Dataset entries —

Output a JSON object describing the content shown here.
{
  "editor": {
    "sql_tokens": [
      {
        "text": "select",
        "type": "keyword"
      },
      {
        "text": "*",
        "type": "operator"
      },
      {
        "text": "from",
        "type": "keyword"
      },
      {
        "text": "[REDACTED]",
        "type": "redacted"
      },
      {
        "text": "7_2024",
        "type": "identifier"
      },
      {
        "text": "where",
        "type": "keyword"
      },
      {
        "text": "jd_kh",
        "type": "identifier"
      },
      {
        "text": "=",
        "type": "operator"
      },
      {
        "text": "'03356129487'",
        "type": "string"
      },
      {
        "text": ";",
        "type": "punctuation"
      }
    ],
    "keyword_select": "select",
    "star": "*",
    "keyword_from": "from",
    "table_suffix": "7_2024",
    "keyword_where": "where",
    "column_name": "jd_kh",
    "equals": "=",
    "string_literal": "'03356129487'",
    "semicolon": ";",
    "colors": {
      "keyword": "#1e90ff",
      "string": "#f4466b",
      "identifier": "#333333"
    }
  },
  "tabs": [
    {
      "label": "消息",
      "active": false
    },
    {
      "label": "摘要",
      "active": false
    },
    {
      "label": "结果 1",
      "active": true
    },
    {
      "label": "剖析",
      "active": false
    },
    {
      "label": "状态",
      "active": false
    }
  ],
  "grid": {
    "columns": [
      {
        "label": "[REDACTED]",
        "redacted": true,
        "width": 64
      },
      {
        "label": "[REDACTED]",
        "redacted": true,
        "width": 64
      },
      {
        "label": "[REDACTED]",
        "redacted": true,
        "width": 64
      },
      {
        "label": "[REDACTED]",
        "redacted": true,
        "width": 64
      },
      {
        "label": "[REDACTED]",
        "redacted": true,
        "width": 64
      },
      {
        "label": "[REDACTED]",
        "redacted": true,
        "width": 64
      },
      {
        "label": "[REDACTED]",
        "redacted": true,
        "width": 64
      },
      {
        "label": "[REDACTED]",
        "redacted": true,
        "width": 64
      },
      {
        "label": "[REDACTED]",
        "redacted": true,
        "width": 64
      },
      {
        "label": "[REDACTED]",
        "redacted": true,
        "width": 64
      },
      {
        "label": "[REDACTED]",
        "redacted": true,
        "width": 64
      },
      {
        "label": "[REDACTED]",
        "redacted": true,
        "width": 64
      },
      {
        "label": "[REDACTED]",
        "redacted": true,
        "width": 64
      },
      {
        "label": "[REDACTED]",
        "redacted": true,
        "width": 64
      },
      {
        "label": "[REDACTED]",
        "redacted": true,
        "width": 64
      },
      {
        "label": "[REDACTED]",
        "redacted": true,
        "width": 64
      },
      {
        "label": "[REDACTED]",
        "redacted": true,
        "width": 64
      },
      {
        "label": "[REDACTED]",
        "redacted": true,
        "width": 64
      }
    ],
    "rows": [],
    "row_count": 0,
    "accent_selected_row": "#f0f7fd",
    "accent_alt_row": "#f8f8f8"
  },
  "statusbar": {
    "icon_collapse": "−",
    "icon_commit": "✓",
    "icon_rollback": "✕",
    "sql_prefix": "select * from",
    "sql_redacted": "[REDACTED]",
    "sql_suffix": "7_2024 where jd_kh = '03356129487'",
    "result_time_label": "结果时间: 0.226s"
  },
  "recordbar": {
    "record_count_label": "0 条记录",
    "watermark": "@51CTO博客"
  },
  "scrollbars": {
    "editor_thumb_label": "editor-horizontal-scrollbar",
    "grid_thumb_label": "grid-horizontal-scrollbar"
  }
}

Written request — Print out the whole listing exactly as it appears.

Completed exercise —
Output a JSON object describing the content shown here.
{
  "editor": {
    "sql_tokens": [
      {
        "text": "select",
        "type": "keyword"
      },
      {
        "text": "*",
        "type": "operator"
      },
      {
        "text": "from",
        "type": "keyword"
      },
      {
        "text": "[REDACTED]",
        "type": "redacted"
      },
      {
        "text": "7_2024",
        "type": "identifier"
      },
      {
        "text": "where",
        "type": "keyword"
      },
      {
        "text": "jd_kh",
        "type": "identifier"
      },
      {
        "text": "=",
        "type": "operator"
      },
      {
        "text": "'03356129487'",
        "type": "string"
      },
      {
        "text": ";",
        "type": "punctuation"
      }
    ],
    "keyword_select": "select",
    "star": "*",
    "keyword_from": "from",
    "table_suffix": "7_2024",
    "keyword_where": "where",
    "column_name": "jd_kh",
    "equals": "=",
    "string_literal": "'03356129487'",
    "semicolon": ";",
    "colors": {
      "keyword": "#1e90ff",
      "string": "#f4466b",
      "identifier": "#333333"
    }
  },
  "tabs": [
    {
      "label": "消息",
      "active": false
    },
    {
      "label": "摘要",
      "active": false
    },
    {
      "label": "结果 1",
      "active": true
    },
    {
      "label": "剖析",
      "active": false
    },
    {
      "label": "状态",
      "active": false
    }
  ],
  "grid": {
    "columns": [
      {
        "label": "[REDACTED]",
        "redacted": true,
        "width": 64
      },
      {
        "label": "[REDACTED]",
        "redacted": true,
        "width": 64
      },
      {
        "label": "[REDACTED]",
        "redacted": true,
        "width": 64
      },
      {
        "label": "[REDACTED]",
        "redacted": true,
        "width": 64
      },
      {
        "label": "[REDACTED]",
        "redacted": true,
        "width": 64
      },
      {
        "label": "[REDACTED]",
        "redacted": true,
        "width": 64
      },
      {
        "label": "[REDACTED]",
        "redacted": true,
        "width": 64
      },
      {
        "label": "[REDACTED]",
        "redacted": true,
        "width": 64
      },
      {
        "label": "[REDACTED]",
        "redacted": true,
        "width": 64
      },
      {
        "label": "[REDACTED]",
        "redacted": true,
        "width": 64
      },
      {
        "label": "[REDACTED]",
        "redacted": true,
        "width": 64
      },
      {
        "label": "[REDACTED]",
        "redacted": true,
        "width": 64
      },
      {
        "label": "[REDACTED]",
        "redacted": true,
        "width": 64
      },
      {
        "label": "[REDACTED]",
        "redacted": true,
        "width": 64
      },
      {
        "label": "[REDACTED]",
        "redacted": true,
        "width": 64
      },
      {
        "label": "[REDACTED]",
        "redacted": true,
        "width": 64
      },
      {
        "label": "[REDACTED]",
        "redacted": true,
        "width": 64
      },
      {
        "label": "[REDACTED]",
        "redacted": true,
        "width": 64
      }
    ],
    "rows": [],
    "row_count": 0,
    "accent_selected_row": "#f0f7fd",
    "accent_alt_row": "#f8f8f8"
  },
  "statusbar": {
    "icon_collapse": "−",
    "icon_commit": "✓",
    "icon_rollback": "✕",
    "sql_prefix": "select * from",
    "sql_redacted": "[REDACTED]",
    "sql_suffix": "7_2024 where jd_kh = '03356129487'",
    "result_time_label": "结果时间: 0.226s"
  },
  "recordbar": {
    "record_count_label": "0 条记录",
    "watermark": "@51CTO博客"
  },
  "scrollbars": {
    "editor_thumb_label": "editor-horizontal-scrollbar",
    "grid_thumb_label": "grid-horizontal-scrollbar"
  }
}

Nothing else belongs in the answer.